* Start Material shown *
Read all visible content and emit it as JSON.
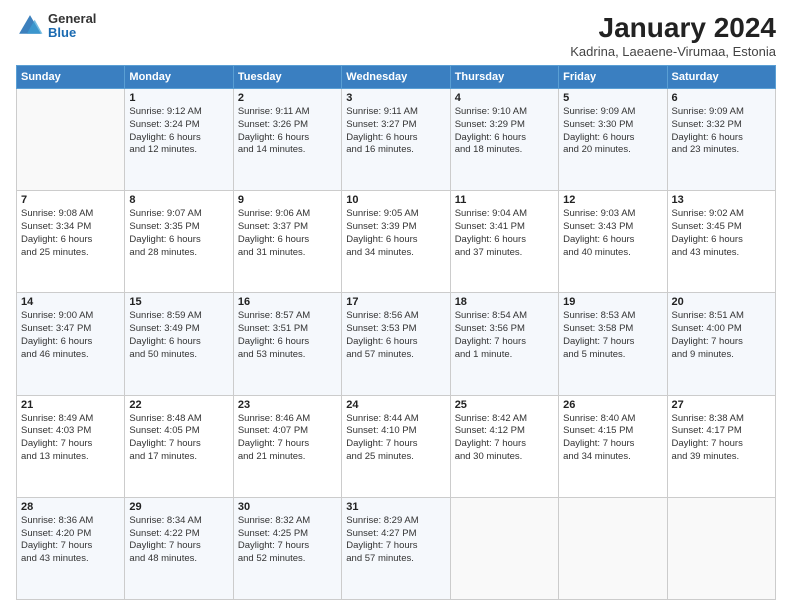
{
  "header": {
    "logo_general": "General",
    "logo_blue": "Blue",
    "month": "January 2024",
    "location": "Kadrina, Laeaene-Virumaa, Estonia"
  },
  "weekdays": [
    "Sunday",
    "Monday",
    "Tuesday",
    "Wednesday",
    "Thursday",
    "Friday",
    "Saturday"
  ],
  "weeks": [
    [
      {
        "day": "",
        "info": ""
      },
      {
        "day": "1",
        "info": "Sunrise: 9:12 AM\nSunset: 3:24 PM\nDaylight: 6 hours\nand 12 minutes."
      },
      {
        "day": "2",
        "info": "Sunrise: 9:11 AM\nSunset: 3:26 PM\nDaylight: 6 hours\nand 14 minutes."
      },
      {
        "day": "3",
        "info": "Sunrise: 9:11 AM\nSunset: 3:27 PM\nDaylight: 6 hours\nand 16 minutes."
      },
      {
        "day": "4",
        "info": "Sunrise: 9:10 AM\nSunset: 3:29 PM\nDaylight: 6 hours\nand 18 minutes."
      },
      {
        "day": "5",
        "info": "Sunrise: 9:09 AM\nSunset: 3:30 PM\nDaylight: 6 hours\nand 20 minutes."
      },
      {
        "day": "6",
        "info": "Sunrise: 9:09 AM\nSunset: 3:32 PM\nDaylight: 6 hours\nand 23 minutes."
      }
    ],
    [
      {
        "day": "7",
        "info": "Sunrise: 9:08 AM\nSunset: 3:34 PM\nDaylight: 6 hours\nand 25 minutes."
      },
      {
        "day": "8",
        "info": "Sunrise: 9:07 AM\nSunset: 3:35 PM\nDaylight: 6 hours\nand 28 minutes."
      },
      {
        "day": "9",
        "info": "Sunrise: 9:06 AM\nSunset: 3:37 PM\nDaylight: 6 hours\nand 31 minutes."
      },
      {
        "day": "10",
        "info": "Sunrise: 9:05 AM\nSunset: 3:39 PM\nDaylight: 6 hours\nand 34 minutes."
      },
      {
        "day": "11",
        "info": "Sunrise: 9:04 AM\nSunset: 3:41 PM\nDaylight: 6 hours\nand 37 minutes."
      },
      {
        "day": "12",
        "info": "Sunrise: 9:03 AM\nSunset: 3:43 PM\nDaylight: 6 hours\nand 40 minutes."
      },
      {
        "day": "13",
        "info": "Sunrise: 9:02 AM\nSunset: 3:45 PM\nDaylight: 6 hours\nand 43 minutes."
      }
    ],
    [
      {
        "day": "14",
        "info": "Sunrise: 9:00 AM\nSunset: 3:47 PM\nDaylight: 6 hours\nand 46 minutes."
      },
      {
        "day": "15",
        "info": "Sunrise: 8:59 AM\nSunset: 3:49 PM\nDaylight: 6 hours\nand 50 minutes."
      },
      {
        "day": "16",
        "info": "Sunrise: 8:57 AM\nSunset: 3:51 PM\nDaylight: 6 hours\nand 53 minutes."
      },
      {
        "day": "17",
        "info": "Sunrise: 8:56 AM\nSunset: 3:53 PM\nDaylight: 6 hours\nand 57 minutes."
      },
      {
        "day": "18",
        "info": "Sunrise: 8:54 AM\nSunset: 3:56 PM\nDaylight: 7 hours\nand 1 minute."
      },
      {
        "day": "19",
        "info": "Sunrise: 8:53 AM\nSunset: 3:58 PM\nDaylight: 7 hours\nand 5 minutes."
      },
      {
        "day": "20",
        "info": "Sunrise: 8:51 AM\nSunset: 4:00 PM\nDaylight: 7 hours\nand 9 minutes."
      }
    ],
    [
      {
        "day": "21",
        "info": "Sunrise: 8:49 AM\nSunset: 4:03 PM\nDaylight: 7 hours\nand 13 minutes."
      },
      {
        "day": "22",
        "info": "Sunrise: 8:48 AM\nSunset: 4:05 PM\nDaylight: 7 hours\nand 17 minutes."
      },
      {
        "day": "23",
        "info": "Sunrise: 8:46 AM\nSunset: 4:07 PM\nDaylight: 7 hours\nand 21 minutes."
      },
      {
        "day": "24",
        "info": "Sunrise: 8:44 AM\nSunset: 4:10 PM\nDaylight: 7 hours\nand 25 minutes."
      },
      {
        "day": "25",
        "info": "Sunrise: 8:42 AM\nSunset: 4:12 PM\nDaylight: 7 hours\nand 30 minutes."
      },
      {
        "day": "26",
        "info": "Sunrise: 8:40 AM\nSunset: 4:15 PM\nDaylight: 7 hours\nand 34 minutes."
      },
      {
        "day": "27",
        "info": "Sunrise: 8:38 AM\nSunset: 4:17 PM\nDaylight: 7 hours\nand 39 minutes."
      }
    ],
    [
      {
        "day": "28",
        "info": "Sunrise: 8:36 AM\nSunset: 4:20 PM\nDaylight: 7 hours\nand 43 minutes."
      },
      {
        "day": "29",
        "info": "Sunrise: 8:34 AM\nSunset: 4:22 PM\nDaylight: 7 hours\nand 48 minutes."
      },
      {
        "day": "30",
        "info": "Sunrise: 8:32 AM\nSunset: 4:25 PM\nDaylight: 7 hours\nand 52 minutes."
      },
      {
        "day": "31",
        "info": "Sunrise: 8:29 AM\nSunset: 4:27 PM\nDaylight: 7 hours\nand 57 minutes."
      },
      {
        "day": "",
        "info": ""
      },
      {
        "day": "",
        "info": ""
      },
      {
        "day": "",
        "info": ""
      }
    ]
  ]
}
* End Material shown *
■ Do this ■
Reproduce the material above in full, exactly, with no images.

■ Response ■
Read all visible content and emit it as JSON.
{
  "header": {
    "logo_general": "General",
    "logo_blue": "Blue",
    "month": "January 2024",
    "location": "Kadrina, Laeaene-Virumaa, Estonia"
  },
  "weekdays": [
    "Sunday",
    "Monday",
    "Tuesday",
    "Wednesday",
    "Thursday",
    "Friday",
    "Saturday"
  ],
  "weeks": [
    [
      {
        "day": "",
        "info": ""
      },
      {
        "day": "1",
        "info": "Sunrise: 9:12 AM\nSunset: 3:24 PM\nDaylight: 6 hours\nand 12 minutes."
      },
      {
        "day": "2",
        "info": "Sunrise: 9:11 AM\nSunset: 3:26 PM\nDaylight: 6 hours\nand 14 minutes."
      },
      {
        "day": "3",
        "info": "Sunrise: 9:11 AM\nSunset: 3:27 PM\nDaylight: 6 hours\nand 16 minutes."
      },
      {
        "day": "4",
        "info": "Sunrise: 9:10 AM\nSunset: 3:29 PM\nDaylight: 6 hours\nand 18 minutes."
      },
      {
        "day": "5",
        "info": "Sunrise: 9:09 AM\nSunset: 3:30 PM\nDaylight: 6 hours\nand 20 minutes."
      },
      {
        "day": "6",
        "info": "Sunrise: 9:09 AM\nSunset: 3:32 PM\nDaylight: 6 hours\nand 23 minutes."
      }
    ],
    [
      {
        "day": "7",
        "info": "Sunrise: 9:08 AM\nSunset: 3:34 PM\nDaylight: 6 hours\nand 25 minutes."
      },
      {
        "day": "8",
        "info": "Sunrise: 9:07 AM\nSunset: 3:35 PM\nDaylight: 6 hours\nand 28 minutes."
      },
      {
        "day": "9",
        "info": "Sunrise: 9:06 AM\nSunset: 3:37 PM\nDaylight: 6 hours\nand 31 minutes."
      },
      {
        "day": "10",
        "info": "Sunrise: 9:05 AM\nSunset: 3:39 PM\nDaylight: 6 hours\nand 34 minutes."
      },
      {
        "day": "11",
        "info": "Sunrise: 9:04 AM\nSunset: 3:41 PM\nDaylight: 6 hours\nand 37 minutes."
      },
      {
        "day": "12",
        "info": "Sunrise: 9:03 AM\nSunset: 3:43 PM\nDaylight: 6 hours\nand 40 minutes."
      },
      {
        "day": "13",
        "info": "Sunrise: 9:02 AM\nSunset: 3:45 PM\nDaylight: 6 hours\nand 43 minutes."
      }
    ],
    [
      {
        "day": "14",
        "info": "Sunrise: 9:00 AM\nSunset: 3:47 PM\nDaylight: 6 hours\nand 46 minutes."
      },
      {
        "day": "15",
        "info": "Sunrise: 8:59 AM\nSunset: 3:49 PM\nDaylight: 6 hours\nand 50 minutes."
      },
      {
        "day": "16",
        "info": "Sunrise: 8:57 AM\nSunset: 3:51 PM\nDaylight: 6 hours\nand 53 minutes."
      },
      {
        "day": "17",
        "info": "Sunrise: 8:56 AM\nSunset: 3:53 PM\nDaylight: 6 hours\nand 57 minutes."
      },
      {
        "day": "18",
        "info": "Sunrise: 8:54 AM\nSunset: 3:56 PM\nDaylight: 7 hours\nand 1 minute."
      },
      {
        "day": "19",
        "info": "Sunrise: 8:53 AM\nSunset: 3:58 PM\nDaylight: 7 hours\nand 5 minutes."
      },
      {
        "day": "20",
        "info": "Sunrise: 8:51 AM\nSunset: 4:00 PM\nDaylight: 7 hours\nand 9 minutes."
      }
    ],
    [
      {
        "day": "21",
        "info": "Sunrise: 8:49 AM\nSunset: 4:03 PM\nDaylight: 7 hours\nand 13 minutes."
      },
      {
        "day": "22",
        "info": "Sunrise: 8:48 AM\nSunset: 4:05 PM\nDaylight: 7 hours\nand 17 minutes."
      },
      {
        "day": "23",
        "info": "Sunrise: 8:46 AM\nSunset: 4:07 PM\nDaylight: 7 hours\nand 21 minutes."
      },
      {
        "day": "24",
        "info": "Sunrise: 8:44 AM\nSunset: 4:10 PM\nDaylight: 7 hours\nand 25 minutes."
      },
      {
        "day": "25",
        "info": "Sunrise: 8:42 AM\nSunset: 4:12 PM\nDaylight: 7 hours\nand 30 minutes."
      },
      {
        "day": "26",
        "info": "Sunrise: 8:40 AM\nSunset: 4:15 PM\nDaylight: 7 hours\nand 34 minutes."
      },
      {
        "day": "27",
        "info": "Sunrise: 8:38 AM\nSunset: 4:17 PM\nDaylight: 7 hours\nand 39 minutes."
      }
    ],
    [
      {
        "day": "28",
        "info": "Sunrise: 8:36 AM\nSunset: 4:20 PM\nDaylight: 7 hours\nand 43 minutes."
      },
      {
        "day": "29",
        "info": "Sunrise: 8:34 AM\nSunset: 4:22 PM\nDaylight: 7 hours\nand 48 minutes."
      },
      {
        "day": "30",
        "info": "Sunrise: 8:32 AM\nSunset: 4:25 PM\nDaylight: 7 hours\nand 52 minutes."
      },
      {
        "day": "31",
        "info": "Sunrise: 8:29 AM\nSunset: 4:27 PM\nDaylight: 7 hours\nand 57 minutes."
      },
      {
        "day": "",
        "info": ""
      },
      {
        "day": "",
        "info": ""
      },
      {
        "day": "",
        "info": ""
      }
    ]
  ]
}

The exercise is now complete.